[Begin TEXT PROVIDED]
[Date Prev][Date Next][Thread Prev][Thread Next][Date Index][Thread Index]

Re: [HTCondor-users] Feature request: non-integer DAGMAN_SUBMIT_DELAY



> What is actually causing the trouble for Lustre?
>
> 1. Submission of jobs, or
> 2. Running of Dagman Pre scripts on the submit nodes, or
> 3. Running of the actual jobs on the execute nodes ?

> Actually, it's #1. It looks like Lustre has trouble handling large
bursts of stat, open, etc. system calls that occur when a dagman submits
a large number (1k+) of jobs at once whose submit files and logs are
stored on a Lustre filesystem if its metadata server is already under
high load. When Lustre starts to stutter, the entire submit machine gets
slow, condor_q times out, etc. The regular condor_submit can cause
similar problems, but that happens less often, for reasons I am not
totally sure about.
[End TEXT PROVIDED]
[Begin RECORDED INFORMATION]
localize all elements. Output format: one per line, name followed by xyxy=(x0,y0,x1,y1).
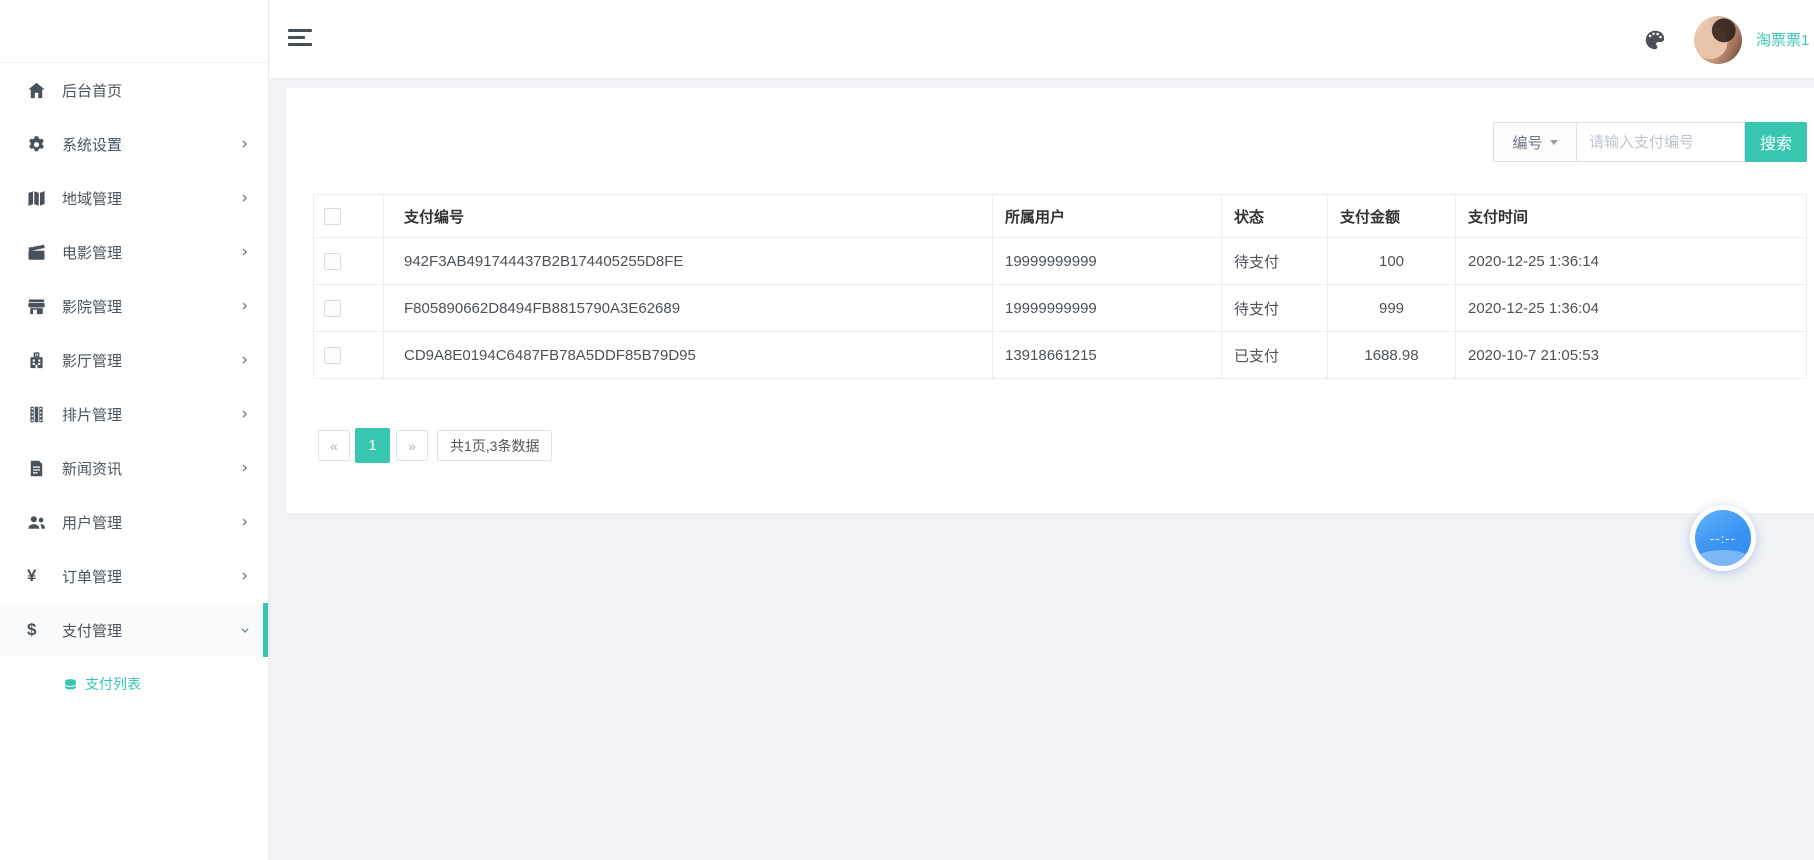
sidebar-item-label: 支付管理 xyxy=(62,620,241,641)
pay-id-cell: CD9A8E0194C6487FB78A5DDF85B79D95 xyxy=(384,332,993,379)
sidebar-item-settings[interactable]: 系统设置 › xyxy=(0,117,268,171)
sidebar-item-movies[interactable]: 电影管理 › xyxy=(0,225,268,279)
search-field-dropdown[interactable]: 编号 xyxy=(1493,122,1577,162)
sidebar-item-label: 电影管理 xyxy=(62,242,241,263)
sidebar-item-label: 用户管理 xyxy=(62,512,241,533)
clock-time-text: --:-- xyxy=(1710,531,1736,546)
select-all-checkbox[interactable] xyxy=(324,208,341,225)
payments-table: 支付编号 所属用户 状态 支付金额 支付时间 942F3AB491744437B… xyxy=(313,194,1807,379)
page-1-button[interactable]: 1 xyxy=(355,428,390,463)
chevron-right-icon: › xyxy=(241,190,248,207)
avatar[interactable] xyxy=(1694,16,1742,64)
user-cell: 19999999999 xyxy=(993,238,1222,285)
col-header-user: 所属用户 xyxy=(993,195,1222,238)
sidebar-item-label: 地域管理 xyxy=(62,188,241,209)
sidebar-item-cinemas[interactable]: 影院管理 › xyxy=(0,279,268,333)
submenu-item-label: 支付列表 xyxy=(85,674,141,694)
search-button[interactable]: 搜索 xyxy=(1745,122,1807,162)
sidebar-item-payments[interactable]: $ 支付管理 › xyxy=(0,603,268,657)
theme-palette-icon[interactable] xyxy=(1644,29,1666,51)
sidebar-item-label: 订单管理 xyxy=(62,566,241,587)
table-row: CD9A8E0194C6487FB78A5DDF85B79D95 1391866… xyxy=(314,332,1807,379)
chevron-right-icon: › xyxy=(241,136,248,153)
database-icon xyxy=(63,678,78,691)
sidebar-item-home[interactable]: 后台首页 xyxy=(0,63,268,117)
news-document-icon xyxy=(27,459,53,478)
status-badge: 已支付 xyxy=(1222,332,1328,379)
amount-cell: 1688.98 xyxy=(1328,332,1456,379)
sidebar: 后台首页 系统设置 › 地域管理 › 电影管理 › 影院管理 › H 影厅管理 xyxy=(0,0,269,860)
caret-down-icon xyxy=(1550,140,1558,145)
col-header-amount: 支付金额 xyxy=(1328,195,1456,238)
chevron-down-icon: › xyxy=(236,627,253,634)
clock-face: --:-- xyxy=(1695,510,1751,566)
pay-id-cell: F805890662D8494FB8815790A3E62689 xyxy=(384,285,993,332)
sidebar-subitem-payment-list[interactable]: 支付列表 xyxy=(0,657,268,711)
pagination-summary: 共1页,3条数据 xyxy=(437,430,552,461)
col-header-status: 状态 xyxy=(1222,195,1328,238)
topbar: 淘票票1 xyxy=(269,0,1814,79)
user-cell: 13918661215 xyxy=(993,332,1222,379)
pagination: « 1 » 共1页,3条数据 xyxy=(318,428,552,463)
col-header-time: 支付时间 xyxy=(1456,195,1807,238)
user-cell: 19999999999 xyxy=(993,285,1222,332)
sidebar-item-region[interactable]: 地域管理 › xyxy=(0,171,268,225)
time-cell: 2020-12-25 1:36:14 xyxy=(1456,238,1807,285)
sidebar-item-halls[interactable]: H 影厅管理 › xyxy=(0,333,268,387)
svg-text:H: H xyxy=(35,352,38,357)
table-header-row: 支付编号 所属用户 状态 支付金额 支付时间 xyxy=(314,195,1807,238)
col-header-pay-id: 支付编号 xyxy=(384,195,993,238)
storefront-icon xyxy=(27,297,53,316)
row-checkbox[interactable] xyxy=(324,253,341,270)
dollar-icon: $ xyxy=(27,620,53,640)
topbar-right: 淘票票1 xyxy=(1644,0,1814,79)
map-icon xyxy=(27,189,53,208)
movie-clapper-icon xyxy=(27,243,53,262)
sidebar-item-label: 影厅管理 xyxy=(62,350,241,371)
sidebar-item-news[interactable]: 新闻资讯 › xyxy=(0,441,268,495)
menu-toggle-icon[interactable] xyxy=(288,29,314,49)
content-card: 编号 搜索 支付编号 所属用户 状态 支付金额 支付时间 942F3AB4917… xyxy=(286,88,1814,513)
home-icon xyxy=(27,81,53,100)
film-strip-icon xyxy=(27,405,53,424)
chevron-right-icon: › xyxy=(241,352,248,369)
sidebar-item-label: 影院管理 xyxy=(62,296,241,317)
yen-icon: ¥ xyxy=(27,566,53,586)
sidebar-item-label: 系统设置 xyxy=(62,134,241,155)
sidebar-item-users[interactable]: 用户管理 › xyxy=(0,495,268,549)
gear-icon xyxy=(27,135,53,154)
amount-cell: 100 xyxy=(1328,238,1456,285)
pay-id-cell: 942F3AB491744437B2B174405255D8FE xyxy=(384,238,993,285)
table-row: F805890662D8494FB8815790A3E62689 1999999… xyxy=(314,285,1807,332)
search-input[interactable] xyxy=(1577,122,1745,162)
status-badge: 待支付 xyxy=(1222,238,1328,285)
sidebar-item-label: 排片管理 xyxy=(62,404,241,425)
chevron-right-icon: › xyxy=(241,460,248,477)
username[interactable]: 淘票票1 xyxy=(1756,29,1814,50)
chevron-right-icon: › xyxy=(241,406,248,423)
sidebar-item-label: 新闻资讯 xyxy=(62,458,241,479)
users-icon xyxy=(27,513,53,532)
floating-clock-widget[interactable]: --:-- xyxy=(1690,505,1756,571)
time-cell: 2020-10-7 21:05:53 xyxy=(1456,332,1807,379)
table-row: 942F3AB491744437B2B174405255D8FE 1999999… xyxy=(314,238,1807,285)
search-field-label: 编号 xyxy=(1512,132,1542,153)
row-checkbox[interactable] xyxy=(324,300,341,317)
search-group: 编号 搜索 xyxy=(1493,122,1807,162)
prev-page-button[interactable]: « xyxy=(318,430,350,461)
sidebar-item-schedule[interactable]: 排片管理 › xyxy=(0,387,268,441)
building-icon: H xyxy=(27,351,53,370)
chevron-right-icon: › xyxy=(241,244,248,261)
time-cell: 2020-12-25 1:36:04 xyxy=(1456,285,1807,332)
chevron-right-icon: › xyxy=(241,568,248,585)
status-badge: 待支付 xyxy=(1222,285,1328,332)
sidebar-item-label: 后台首页 xyxy=(62,80,248,101)
chevron-right-icon: › xyxy=(241,514,248,531)
row-checkbox[interactable] xyxy=(324,347,341,364)
next-page-button[interactable]: » xyxy=(396,430,428,461)
sidebar-header xyxy=(0,0,268,63)
sidebar-item-orders[interactable]: ¥ 订单管理 › xyxy=(0,549,268,603)
amount-cell: 999 xyxy=(1328,285,1456,332)
chevron-right-icon: › xyxy=(241,298,248,315)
[End RECORDED INFORMATION]
**TASK OBJECTIVE**
Extend the mailing-list message about Lustre slowdowns during DAGMan job submission, starting after its final sentence. None of the material is needed here.

**RIGHT ANSWER**
Hmm.  Unless you've changed the default config settings, the maximum rate of submission from a single DAGMan is 5 submits every 5 seconds (see DAGMAN_USER_LOG_SCAN_INTERVAL and DAGMAN_MAX_SUBMITS_PER_INTERVAL).

Are your submit files generating multi-job clusters?  If so, a non-zero submit delay isn't going to help you, because the delay is only between condor_submit invocations.

If you've changed DAGMAN_USER_LOG_SCAN_INTERVAL and/or DAGMAN_MAX_SUBMITS_PER_INTERVAL, you might try tweaking those back toward the default settings (5 seconds and 5 submits per interval).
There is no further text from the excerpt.